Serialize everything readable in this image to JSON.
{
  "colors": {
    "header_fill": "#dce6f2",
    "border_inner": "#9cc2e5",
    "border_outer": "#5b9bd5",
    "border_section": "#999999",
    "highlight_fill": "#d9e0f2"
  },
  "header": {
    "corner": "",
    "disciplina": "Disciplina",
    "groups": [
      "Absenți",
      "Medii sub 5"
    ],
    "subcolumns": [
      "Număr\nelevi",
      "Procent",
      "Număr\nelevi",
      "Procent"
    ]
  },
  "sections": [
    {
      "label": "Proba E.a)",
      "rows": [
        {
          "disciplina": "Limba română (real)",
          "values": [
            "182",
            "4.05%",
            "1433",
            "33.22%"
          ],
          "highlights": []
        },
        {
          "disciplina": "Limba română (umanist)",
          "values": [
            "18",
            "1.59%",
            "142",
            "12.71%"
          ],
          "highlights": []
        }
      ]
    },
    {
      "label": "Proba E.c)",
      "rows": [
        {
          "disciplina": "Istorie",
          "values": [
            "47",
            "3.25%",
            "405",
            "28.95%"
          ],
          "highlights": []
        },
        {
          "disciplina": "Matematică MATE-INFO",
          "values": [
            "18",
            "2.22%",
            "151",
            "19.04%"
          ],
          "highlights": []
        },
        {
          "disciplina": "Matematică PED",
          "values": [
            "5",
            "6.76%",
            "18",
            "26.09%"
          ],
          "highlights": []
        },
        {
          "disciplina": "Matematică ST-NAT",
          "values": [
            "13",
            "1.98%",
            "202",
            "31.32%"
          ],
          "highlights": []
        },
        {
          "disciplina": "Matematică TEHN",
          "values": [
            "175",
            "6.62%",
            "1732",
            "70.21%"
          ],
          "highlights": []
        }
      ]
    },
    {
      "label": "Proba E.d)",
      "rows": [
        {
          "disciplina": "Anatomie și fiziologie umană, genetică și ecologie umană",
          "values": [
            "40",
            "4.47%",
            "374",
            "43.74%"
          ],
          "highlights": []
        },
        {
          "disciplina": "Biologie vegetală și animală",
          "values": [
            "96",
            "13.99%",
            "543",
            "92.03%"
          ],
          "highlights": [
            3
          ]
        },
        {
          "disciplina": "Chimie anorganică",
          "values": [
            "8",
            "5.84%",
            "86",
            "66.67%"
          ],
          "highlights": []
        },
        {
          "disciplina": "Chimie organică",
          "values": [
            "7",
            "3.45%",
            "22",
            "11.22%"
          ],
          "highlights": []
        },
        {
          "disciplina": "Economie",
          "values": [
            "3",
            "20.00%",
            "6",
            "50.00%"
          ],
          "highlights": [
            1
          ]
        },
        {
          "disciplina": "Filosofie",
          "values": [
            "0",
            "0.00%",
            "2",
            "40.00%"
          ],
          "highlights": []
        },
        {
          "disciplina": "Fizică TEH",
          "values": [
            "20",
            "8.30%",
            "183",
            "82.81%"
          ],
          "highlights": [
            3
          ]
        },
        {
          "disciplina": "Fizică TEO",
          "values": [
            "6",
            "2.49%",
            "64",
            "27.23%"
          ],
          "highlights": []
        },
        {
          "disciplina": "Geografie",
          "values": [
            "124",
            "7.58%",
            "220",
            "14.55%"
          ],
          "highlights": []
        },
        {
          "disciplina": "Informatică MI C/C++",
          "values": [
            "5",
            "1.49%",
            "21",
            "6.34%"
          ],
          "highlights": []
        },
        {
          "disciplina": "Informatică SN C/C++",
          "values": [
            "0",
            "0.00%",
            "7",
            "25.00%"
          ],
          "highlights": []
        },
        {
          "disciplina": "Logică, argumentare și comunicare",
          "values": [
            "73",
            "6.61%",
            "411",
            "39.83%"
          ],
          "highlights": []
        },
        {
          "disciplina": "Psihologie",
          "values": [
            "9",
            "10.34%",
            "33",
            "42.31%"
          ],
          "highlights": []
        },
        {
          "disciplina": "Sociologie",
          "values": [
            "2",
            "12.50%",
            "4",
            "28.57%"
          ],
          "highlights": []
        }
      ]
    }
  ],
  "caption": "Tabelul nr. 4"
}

+===+

__Prompt__.
Out of the material above, select every line that holds the string "Chimie".

__Solution__.
          "disciplina": "Chimie anorganică",
          "disciplina": "Chimie organică",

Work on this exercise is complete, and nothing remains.